--- WORK TO DO ---
Repeat the lines that follow, leaving nothing out.

--- DATASET RECORDS ---

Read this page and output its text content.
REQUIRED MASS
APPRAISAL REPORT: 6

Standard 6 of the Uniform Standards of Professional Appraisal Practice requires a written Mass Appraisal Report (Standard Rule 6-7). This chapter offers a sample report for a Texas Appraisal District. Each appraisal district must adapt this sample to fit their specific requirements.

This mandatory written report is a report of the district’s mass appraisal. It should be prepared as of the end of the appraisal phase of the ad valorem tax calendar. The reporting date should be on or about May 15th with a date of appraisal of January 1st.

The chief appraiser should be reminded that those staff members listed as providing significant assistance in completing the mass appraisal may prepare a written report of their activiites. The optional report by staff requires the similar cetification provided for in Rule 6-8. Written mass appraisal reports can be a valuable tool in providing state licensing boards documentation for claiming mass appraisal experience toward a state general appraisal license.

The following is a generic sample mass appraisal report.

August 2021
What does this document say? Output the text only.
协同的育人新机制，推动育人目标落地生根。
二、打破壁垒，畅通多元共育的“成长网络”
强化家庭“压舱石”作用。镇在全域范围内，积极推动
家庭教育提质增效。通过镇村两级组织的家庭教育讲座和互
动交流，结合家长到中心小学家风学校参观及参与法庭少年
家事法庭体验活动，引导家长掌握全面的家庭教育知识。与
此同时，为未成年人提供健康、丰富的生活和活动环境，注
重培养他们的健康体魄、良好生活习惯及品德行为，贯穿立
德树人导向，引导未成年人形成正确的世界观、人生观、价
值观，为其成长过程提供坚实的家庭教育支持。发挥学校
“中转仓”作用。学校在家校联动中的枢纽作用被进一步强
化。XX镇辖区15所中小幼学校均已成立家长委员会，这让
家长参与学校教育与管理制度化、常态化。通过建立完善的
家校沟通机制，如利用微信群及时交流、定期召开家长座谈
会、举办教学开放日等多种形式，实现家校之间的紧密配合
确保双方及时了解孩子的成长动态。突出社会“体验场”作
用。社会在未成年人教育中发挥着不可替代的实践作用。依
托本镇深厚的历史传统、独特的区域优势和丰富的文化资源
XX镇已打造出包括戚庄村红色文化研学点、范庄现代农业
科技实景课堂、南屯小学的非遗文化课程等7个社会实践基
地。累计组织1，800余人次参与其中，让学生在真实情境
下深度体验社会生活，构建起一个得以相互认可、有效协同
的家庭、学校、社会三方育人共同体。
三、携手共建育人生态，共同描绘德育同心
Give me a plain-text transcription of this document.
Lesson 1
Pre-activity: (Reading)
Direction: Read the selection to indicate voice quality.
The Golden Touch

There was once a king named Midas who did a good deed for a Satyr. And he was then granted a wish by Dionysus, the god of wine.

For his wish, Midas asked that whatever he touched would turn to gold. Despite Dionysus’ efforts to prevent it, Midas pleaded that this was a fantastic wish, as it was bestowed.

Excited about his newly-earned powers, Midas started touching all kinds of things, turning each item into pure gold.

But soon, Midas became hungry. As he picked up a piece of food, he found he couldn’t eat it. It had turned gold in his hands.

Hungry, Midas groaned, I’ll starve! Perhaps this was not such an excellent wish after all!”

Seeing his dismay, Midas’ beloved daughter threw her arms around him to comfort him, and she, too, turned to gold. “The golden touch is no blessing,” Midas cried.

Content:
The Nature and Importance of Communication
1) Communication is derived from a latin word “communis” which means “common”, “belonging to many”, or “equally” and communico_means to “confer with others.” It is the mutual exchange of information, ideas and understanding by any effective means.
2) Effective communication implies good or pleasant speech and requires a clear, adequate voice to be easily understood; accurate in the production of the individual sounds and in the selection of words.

--- CORRECT OUTPUT ---
Read this page and output its text content.
REQUIRED MASS
APPRAISAL REPORT: 6

Standard 6 of the Uniform Standards of Professional Appraisal Practice requires a written Mass Appraisal Report (Standard Rule 6-7). This chapter offers a sample report for a Texas Appraisal District. Each appraisal district must adapt this sample to fit their specific requirements.

This mandatory written report is a report of the district’s mass appraisal. It should be prepared as of the end of the appraisal phase of the ad valorem tax calendar. The reporting date should be on or about May 15th with a date of appraisal of January 1st.

The chief appraiser should be reminded that those staff members listed as providing significant assistance in completing the mass appraisal may prepare a written report of their activiites. The optional report by staff requires the similar cetification provided for in Rule 6-8. Written mass appraisal reports can be a valuable tool in providing state licensing boards documentation for claiming mass appraisal experience toward a state general appraisal license.

The following is a generic sample mass appraisal report.

August 2021
What does this document say? Output the text only.
协同的育人新机制，推动育人目标落地生根。
二、打破壁垒，畅通多元共育的“成长网络”
强化家庭“压舱石”作用。镇在全域范围内，积极推动
家庭教育提质增效。通过镇村两级组织的家庭教育讲座和互
动交流，结合家长到中心小学家风学校参观及参与法庭少年
家事法庭体验活动，引导家长掌握全面的家庭教育知识。与
此同时，为未成年人提供健康、丰富的生活和活动环境，注
重培养他们的健康体魄、良好生活习惯及品德行为，贯穿立
德树人导向，引导未成年人形成正确的世界观、人生观、价
值观，为其成长过程提供坚实的家庭教育支持。发挥学校
“中转仓”作用。学校在家校联动中的枢纽作用被进一步强
化。XX镇辖区15所中小幼学校均已成立家长委员会，这让
家长参与学校教育与管理制度化、常态化。通过建立完善的
家校沟通机制，如利用微信群及时交流、定期召开家长座谈
会、举办教学开放日等多种形式，实现家校之间的紧密配合
确保双方及时了解孩子的成长动态。突出社会“体验场”作
用。社会在未成年人教育中发挥着不可替代的实践作用。依
托本镇深厚的历史传统、独特的区域优势和丰富的文化资源
XX镇已打造出包括戚庄村红色文化研学点、范庄现代农业
科技实景课堂、南屯小学的非遗文化课程等7个社会实践基
地。累计组织1，800余人次参与其中，让学生在真实情境
下深度体验社会生活，构建起一个得以相互认可、有效协同
的家庭、学校、社会三方育人共同体。
三、携手共建育人生态，共同描绘德育同心
Give me a plain-text transcription of this document.
Lesson 1
Pre-activity: (Reading)
Direction: Read the selection to indicate voice quality.
The Golden Touch

There was once a king named Midas who did a good deed for a Satyr. And he was then granted a wish by Dionysus, the god of wine.

For his wish, Midas asked that whatever he touched would turn to gold. Despite Dionysus’ efforts to prevent it, Midas pleaded that this was a fantastic wish, as it was bestowed.

Excited about his newly-earned powers, Midas started touching all kinds of things, turning each item into pure gold.

But soon, Midas became hungry. As he picked up a piece of food, he found he couldn’t eat it. It had turned gold in his hands.

Hungry, Midas groaned, I’ll starve! Perhaps this was not such an excellent wish after all!”

Seeing his dismay, Midas’ beloved daughter threw her arms around him to comfort him, and she, too, turned to gold. “The golden touch is no blessing,” Midas cried.

Content:
The Nature and Importance of Communication
1) Communication is derived from a latin word “communis” which means “common”, “belonging to many”, or “equally” and communico_means to “confer with others.” It is the mutual exchange of information, ideas and understanding by any effective means.
2) Effective communication implies good or pleasant speech and requires a clear, adequate voice to be easily understood; accurate in the production of the individual sounds and in the selection of words.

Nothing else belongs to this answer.